— Start of DATASET ENTRIES —

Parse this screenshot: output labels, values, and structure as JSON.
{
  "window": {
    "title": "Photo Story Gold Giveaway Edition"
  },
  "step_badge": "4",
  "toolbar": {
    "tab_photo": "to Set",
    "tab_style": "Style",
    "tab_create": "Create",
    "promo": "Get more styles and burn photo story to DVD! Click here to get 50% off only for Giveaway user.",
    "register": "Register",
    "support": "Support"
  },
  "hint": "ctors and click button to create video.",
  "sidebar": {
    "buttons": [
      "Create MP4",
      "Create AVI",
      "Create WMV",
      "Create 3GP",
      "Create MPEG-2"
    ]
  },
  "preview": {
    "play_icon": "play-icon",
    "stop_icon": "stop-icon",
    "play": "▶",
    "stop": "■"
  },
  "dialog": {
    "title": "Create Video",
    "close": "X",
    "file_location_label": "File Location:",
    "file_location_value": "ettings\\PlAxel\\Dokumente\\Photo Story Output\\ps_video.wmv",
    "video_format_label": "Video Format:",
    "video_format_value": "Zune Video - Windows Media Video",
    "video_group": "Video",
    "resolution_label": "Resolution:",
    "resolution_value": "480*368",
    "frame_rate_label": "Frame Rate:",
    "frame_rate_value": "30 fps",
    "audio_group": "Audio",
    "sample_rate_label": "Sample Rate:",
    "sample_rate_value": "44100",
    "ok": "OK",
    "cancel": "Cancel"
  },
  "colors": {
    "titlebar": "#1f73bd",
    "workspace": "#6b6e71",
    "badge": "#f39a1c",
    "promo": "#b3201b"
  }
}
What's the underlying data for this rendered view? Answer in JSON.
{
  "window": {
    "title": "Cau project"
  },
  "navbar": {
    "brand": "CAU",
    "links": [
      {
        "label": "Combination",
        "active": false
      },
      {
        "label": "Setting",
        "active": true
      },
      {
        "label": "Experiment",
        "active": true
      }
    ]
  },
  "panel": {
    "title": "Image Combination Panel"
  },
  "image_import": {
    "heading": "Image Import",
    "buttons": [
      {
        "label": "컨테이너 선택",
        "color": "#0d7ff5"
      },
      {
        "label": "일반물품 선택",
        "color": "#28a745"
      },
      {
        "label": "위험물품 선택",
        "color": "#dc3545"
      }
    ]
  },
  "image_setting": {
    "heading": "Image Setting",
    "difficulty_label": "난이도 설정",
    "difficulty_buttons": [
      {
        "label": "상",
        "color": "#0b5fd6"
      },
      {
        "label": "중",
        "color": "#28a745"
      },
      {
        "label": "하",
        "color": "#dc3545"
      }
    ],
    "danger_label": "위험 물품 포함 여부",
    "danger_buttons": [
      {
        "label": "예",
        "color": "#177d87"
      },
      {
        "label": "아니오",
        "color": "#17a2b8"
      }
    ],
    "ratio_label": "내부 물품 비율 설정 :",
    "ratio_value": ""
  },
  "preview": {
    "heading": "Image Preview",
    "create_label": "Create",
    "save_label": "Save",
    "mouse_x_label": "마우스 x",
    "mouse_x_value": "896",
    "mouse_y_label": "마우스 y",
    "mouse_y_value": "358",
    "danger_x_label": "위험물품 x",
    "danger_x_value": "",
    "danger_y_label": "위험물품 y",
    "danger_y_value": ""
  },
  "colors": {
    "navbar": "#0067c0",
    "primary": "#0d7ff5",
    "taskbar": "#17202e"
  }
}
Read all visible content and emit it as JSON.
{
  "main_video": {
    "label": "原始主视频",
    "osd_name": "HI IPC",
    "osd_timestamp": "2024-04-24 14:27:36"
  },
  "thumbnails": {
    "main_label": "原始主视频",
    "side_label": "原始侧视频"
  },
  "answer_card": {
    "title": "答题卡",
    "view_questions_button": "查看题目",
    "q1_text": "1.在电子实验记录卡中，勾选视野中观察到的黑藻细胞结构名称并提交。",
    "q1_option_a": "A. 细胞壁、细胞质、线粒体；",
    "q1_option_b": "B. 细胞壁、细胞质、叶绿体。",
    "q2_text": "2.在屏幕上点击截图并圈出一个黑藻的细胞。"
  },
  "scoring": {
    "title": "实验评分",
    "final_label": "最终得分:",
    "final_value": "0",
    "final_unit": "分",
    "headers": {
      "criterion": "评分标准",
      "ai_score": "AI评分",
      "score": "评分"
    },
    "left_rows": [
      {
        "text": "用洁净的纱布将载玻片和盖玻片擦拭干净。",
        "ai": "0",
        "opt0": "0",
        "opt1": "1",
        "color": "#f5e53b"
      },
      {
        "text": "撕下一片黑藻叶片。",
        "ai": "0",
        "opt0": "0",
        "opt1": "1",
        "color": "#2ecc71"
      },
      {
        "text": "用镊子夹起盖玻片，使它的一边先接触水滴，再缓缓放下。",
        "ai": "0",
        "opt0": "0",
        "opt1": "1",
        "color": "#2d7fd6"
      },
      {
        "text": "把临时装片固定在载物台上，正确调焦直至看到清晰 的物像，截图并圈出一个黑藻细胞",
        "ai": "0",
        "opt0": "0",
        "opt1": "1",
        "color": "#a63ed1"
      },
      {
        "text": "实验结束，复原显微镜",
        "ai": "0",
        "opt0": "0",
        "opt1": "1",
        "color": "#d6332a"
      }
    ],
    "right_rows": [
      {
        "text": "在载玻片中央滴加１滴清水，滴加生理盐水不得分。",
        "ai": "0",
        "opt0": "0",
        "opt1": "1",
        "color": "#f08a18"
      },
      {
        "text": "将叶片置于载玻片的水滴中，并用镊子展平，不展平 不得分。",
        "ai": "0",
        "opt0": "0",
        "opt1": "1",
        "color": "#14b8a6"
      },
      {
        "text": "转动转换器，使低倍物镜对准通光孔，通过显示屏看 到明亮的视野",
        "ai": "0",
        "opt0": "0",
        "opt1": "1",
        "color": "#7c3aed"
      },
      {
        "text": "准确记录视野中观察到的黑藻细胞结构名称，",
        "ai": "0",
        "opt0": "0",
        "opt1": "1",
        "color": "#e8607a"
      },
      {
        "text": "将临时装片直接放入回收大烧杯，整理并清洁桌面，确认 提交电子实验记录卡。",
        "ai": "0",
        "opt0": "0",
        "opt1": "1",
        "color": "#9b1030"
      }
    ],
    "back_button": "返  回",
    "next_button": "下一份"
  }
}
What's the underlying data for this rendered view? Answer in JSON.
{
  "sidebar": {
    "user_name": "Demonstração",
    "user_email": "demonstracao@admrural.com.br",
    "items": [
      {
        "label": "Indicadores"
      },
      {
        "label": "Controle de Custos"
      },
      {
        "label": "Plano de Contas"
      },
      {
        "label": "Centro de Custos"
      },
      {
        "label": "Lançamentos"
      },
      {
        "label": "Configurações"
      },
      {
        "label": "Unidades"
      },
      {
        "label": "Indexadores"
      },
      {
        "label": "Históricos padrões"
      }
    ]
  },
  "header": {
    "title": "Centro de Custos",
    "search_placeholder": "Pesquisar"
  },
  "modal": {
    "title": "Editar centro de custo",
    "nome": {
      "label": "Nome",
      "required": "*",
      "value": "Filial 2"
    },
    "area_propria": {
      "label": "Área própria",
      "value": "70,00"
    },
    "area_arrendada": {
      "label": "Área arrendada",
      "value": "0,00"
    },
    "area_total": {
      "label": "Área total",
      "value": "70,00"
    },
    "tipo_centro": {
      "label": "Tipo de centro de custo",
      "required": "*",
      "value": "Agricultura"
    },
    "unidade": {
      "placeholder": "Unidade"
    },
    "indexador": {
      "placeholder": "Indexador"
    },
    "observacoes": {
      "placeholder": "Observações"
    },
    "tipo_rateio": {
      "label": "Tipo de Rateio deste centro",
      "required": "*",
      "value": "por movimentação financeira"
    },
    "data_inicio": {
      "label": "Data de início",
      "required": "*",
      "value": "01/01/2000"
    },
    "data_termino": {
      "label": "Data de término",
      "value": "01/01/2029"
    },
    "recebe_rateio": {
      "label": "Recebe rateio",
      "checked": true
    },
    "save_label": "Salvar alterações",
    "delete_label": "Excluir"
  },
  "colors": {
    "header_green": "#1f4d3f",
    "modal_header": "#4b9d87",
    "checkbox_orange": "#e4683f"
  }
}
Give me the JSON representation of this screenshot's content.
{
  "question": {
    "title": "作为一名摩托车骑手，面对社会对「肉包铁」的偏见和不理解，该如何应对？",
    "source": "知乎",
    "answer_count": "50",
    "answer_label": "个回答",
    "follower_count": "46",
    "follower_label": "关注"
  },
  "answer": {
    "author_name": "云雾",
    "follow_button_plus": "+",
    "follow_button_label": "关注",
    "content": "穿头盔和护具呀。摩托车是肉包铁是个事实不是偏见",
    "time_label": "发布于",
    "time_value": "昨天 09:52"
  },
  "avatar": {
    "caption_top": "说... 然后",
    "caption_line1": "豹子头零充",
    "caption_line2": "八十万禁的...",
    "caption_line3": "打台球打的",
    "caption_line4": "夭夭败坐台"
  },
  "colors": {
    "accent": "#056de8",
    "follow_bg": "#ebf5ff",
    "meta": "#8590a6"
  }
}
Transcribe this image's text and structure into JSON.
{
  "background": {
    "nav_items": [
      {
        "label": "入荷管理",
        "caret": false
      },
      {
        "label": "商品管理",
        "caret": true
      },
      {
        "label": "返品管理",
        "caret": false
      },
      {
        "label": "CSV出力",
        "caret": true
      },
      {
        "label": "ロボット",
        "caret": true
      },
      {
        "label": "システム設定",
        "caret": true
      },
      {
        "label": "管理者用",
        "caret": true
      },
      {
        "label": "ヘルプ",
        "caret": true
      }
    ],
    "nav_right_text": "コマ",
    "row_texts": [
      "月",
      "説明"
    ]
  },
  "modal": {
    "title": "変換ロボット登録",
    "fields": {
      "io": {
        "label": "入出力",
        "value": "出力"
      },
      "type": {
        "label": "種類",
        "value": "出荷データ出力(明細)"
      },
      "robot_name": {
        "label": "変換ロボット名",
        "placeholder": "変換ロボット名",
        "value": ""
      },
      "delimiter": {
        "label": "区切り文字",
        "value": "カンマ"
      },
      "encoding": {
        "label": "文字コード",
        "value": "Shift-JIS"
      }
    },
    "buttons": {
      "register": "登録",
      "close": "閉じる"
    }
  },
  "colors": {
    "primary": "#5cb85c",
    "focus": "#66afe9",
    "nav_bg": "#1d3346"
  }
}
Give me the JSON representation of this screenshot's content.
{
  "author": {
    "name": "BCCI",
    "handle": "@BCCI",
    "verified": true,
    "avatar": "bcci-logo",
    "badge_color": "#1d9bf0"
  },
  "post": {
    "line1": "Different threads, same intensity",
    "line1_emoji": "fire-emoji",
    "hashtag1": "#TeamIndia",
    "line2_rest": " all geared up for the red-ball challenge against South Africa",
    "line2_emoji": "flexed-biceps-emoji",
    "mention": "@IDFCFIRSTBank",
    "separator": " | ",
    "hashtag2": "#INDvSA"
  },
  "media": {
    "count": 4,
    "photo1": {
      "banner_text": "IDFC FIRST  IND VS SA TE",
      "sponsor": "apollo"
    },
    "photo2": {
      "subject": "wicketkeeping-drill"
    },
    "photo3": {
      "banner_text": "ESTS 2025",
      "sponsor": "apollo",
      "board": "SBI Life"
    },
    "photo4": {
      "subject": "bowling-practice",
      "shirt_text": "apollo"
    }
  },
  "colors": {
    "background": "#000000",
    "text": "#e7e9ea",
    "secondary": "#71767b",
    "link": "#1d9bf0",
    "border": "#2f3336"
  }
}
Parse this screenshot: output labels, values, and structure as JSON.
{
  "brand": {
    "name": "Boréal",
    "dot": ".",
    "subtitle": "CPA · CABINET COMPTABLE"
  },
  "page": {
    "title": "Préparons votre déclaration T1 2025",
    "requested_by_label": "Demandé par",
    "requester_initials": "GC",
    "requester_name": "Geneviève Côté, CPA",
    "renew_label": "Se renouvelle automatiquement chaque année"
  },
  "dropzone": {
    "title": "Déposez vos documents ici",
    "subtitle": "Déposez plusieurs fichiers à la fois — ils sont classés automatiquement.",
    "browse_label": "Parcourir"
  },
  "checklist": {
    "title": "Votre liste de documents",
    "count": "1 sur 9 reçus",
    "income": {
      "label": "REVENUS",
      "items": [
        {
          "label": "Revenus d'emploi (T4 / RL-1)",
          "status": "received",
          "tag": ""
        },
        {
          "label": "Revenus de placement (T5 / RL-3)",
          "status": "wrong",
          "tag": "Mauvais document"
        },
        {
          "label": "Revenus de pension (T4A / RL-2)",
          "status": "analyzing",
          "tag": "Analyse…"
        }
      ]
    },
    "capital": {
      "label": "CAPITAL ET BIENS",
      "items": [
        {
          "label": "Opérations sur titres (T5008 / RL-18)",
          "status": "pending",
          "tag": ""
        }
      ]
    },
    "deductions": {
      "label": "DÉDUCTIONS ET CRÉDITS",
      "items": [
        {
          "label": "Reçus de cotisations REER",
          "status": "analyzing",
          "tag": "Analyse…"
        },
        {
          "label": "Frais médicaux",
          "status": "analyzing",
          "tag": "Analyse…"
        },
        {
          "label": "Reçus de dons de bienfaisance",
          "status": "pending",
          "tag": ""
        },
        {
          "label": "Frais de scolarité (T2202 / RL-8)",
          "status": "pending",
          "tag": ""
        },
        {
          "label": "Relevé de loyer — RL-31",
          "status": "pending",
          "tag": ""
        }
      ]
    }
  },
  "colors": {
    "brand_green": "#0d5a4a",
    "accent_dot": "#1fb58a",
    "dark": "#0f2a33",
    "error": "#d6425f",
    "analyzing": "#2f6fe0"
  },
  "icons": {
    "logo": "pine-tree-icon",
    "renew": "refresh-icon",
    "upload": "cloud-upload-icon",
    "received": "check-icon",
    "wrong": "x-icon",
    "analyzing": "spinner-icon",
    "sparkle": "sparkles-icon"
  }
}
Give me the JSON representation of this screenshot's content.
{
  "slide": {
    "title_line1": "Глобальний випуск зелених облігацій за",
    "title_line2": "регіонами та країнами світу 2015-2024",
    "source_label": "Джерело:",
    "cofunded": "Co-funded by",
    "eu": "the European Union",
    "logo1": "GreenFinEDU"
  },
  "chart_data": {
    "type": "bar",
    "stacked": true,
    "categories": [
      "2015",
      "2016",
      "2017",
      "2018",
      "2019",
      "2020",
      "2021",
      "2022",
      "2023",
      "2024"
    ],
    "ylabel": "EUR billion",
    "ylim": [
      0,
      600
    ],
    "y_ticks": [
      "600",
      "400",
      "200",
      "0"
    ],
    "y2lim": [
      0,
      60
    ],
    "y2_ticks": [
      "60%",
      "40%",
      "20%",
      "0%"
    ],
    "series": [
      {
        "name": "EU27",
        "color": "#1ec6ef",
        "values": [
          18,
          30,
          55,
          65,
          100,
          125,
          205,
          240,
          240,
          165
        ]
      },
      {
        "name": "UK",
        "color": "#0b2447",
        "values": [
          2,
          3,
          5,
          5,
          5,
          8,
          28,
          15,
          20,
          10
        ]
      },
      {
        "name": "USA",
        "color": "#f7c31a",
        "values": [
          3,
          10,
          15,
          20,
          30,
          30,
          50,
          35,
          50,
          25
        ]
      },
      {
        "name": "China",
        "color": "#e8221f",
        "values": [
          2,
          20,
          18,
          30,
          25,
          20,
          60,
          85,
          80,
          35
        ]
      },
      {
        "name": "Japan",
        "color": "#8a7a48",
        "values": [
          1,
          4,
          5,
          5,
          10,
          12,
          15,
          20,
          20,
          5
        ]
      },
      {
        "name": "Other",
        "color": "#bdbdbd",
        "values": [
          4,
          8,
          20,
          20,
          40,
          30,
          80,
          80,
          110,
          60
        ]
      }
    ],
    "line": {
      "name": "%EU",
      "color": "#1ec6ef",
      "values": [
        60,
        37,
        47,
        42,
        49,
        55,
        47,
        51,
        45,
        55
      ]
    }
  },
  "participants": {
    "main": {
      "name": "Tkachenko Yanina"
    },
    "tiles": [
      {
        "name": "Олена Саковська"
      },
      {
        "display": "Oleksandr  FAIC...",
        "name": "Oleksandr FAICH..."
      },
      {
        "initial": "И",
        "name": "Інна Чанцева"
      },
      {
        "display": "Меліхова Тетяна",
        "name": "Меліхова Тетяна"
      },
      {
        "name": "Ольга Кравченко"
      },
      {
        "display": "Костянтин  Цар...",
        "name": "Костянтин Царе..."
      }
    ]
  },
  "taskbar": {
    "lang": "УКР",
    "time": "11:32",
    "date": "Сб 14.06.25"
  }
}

— End of DATASET ENTRIES —

OBJECTIVE:
Each line with the string "promo" in it needs to be found and copied.

TASK ANSWER:
    "promo": "Get more styles and burn photo story to DVD! Click here to get 50% off only for Giveaway user.",
    "promo": "#b3201b"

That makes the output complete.